■ **EXERCISE TASK**
Repeat the records word for word, excluding any picture.

■ **Lines of data**
[Begin]
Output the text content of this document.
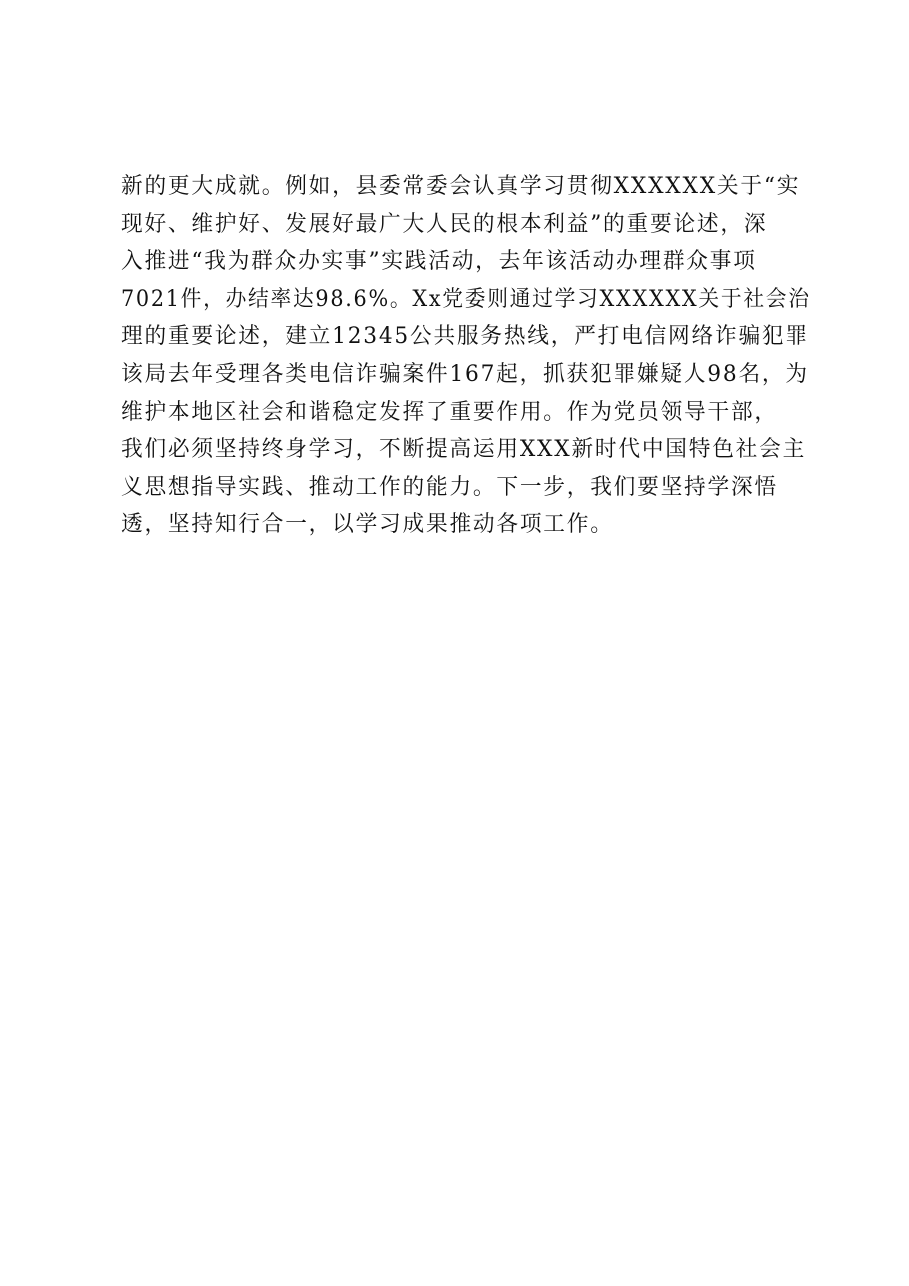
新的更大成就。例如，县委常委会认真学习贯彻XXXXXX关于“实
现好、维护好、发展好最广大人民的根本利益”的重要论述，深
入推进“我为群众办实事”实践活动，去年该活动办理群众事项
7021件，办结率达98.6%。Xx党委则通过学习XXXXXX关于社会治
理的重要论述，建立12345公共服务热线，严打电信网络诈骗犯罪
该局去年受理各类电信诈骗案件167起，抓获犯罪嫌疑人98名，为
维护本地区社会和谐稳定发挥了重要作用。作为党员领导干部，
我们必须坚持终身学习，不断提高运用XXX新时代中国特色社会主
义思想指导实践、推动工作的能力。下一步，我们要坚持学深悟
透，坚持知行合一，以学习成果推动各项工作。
[End]
■ **SOLUTION TO THIS EXERCISE**
Output the text content of this document.
新的更大成就。例如，县委常委会认真学习贯彻XXXXXX关于“实
现好、维护好、发展好最广大人民的根本利益”的重要论述，深
入推进“我为群众办实事”实践活动，去年该活动办理群众事项
7021件，办结率达98.6%。Xx党委则通过学习XXXXXX关于社会治
理的重要论述，建立12345公共服务热线，严打电信网络诈骗犯罪
该局去年受理各类电信诈骗案件167起，抓获犯罪嫌疑人98名，为
维护本地区社会和谐稳定发挥了重要作用。作为党员领导干部，
我们必须坚持终身学习，不断提高运用XXX新时代中国特色社会主
义思想指导实践、推动工作的能力。下一步，我们要坚持学深悟
透，坚持知行合一，以学习成果推动各项工作。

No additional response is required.